▸ **DIRECTIONS FOR THIS TASK**: Pick out and copy every line in the data below that contains the string "boxes".

────

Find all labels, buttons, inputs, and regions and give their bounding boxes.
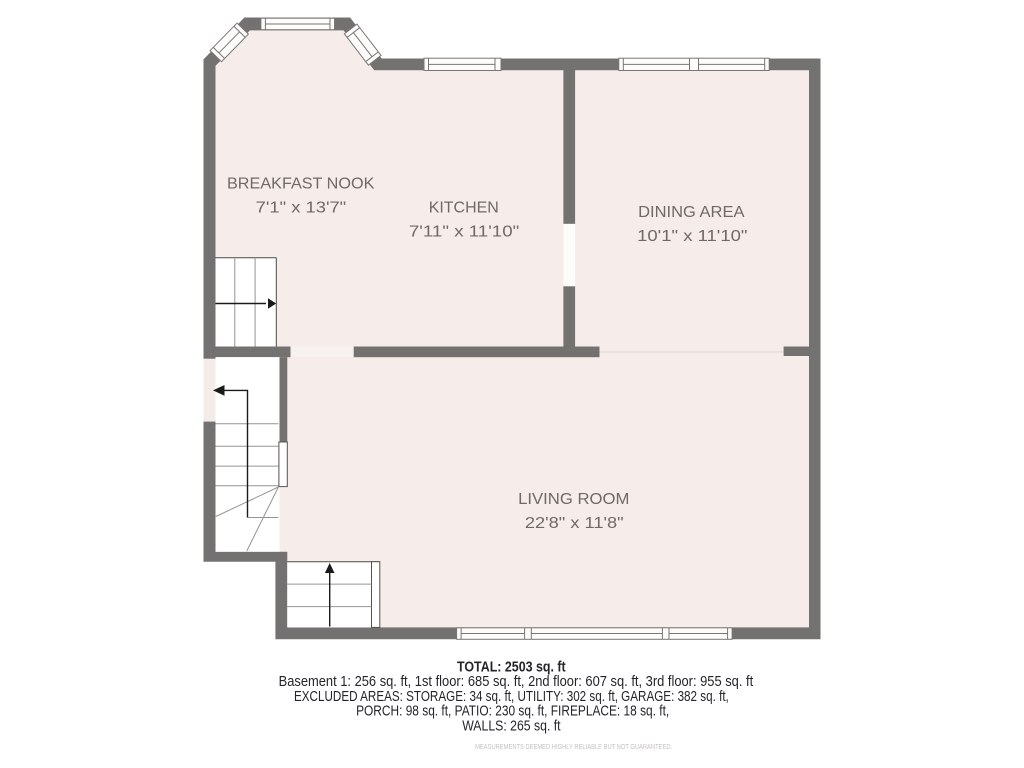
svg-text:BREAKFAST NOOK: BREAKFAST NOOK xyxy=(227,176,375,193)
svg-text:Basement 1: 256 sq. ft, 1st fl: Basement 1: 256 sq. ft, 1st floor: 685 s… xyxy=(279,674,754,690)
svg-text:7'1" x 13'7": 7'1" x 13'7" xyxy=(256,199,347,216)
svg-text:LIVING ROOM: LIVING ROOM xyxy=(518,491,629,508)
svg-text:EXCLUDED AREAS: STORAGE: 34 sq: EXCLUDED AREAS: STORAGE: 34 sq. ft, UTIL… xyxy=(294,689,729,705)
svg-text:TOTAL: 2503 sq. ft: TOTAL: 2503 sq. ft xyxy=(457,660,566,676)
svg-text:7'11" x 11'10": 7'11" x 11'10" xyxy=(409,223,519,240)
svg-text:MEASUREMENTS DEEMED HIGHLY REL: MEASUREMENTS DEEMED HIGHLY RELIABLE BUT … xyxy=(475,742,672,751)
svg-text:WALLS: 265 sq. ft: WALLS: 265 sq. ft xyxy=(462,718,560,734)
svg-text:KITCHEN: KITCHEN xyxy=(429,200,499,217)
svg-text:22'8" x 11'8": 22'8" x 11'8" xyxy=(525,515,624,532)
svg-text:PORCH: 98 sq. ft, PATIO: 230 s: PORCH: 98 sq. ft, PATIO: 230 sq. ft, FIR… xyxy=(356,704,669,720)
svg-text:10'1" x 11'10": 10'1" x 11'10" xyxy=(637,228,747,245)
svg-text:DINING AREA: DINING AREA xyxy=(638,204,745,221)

────

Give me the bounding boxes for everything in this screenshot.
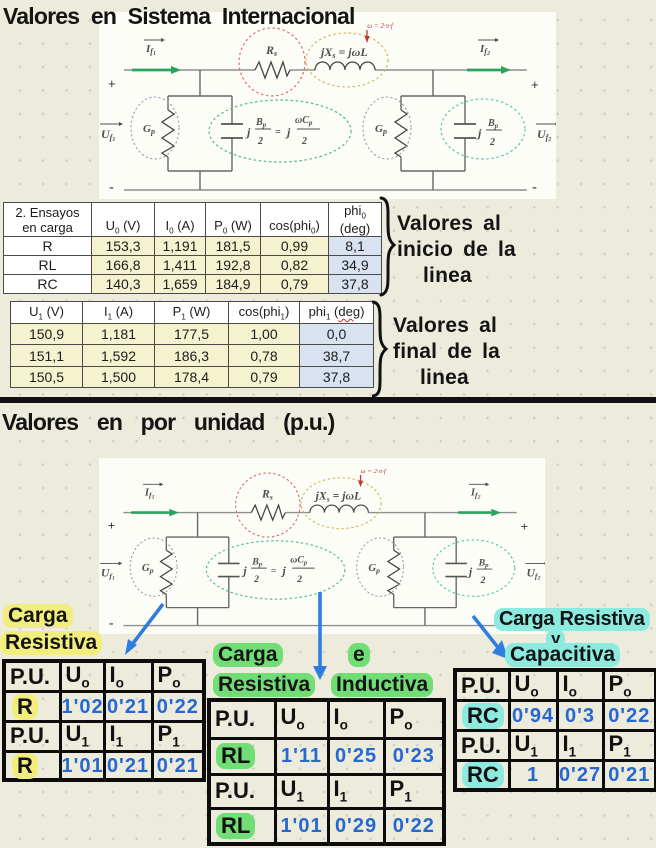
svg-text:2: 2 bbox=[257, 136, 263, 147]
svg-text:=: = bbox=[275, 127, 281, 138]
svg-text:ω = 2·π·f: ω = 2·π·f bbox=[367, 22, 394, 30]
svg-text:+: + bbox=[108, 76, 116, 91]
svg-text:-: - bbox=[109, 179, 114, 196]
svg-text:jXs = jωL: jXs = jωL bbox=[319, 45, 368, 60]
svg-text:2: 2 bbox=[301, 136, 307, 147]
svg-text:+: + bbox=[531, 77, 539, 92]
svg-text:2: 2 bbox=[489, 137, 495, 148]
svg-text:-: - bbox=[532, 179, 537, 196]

────

▸ **THE SOLUTION**:
Find all labels, buttons, inputs, and regions and give their bounding boxes.
Give me the bounding boxes for everything in this screenshot.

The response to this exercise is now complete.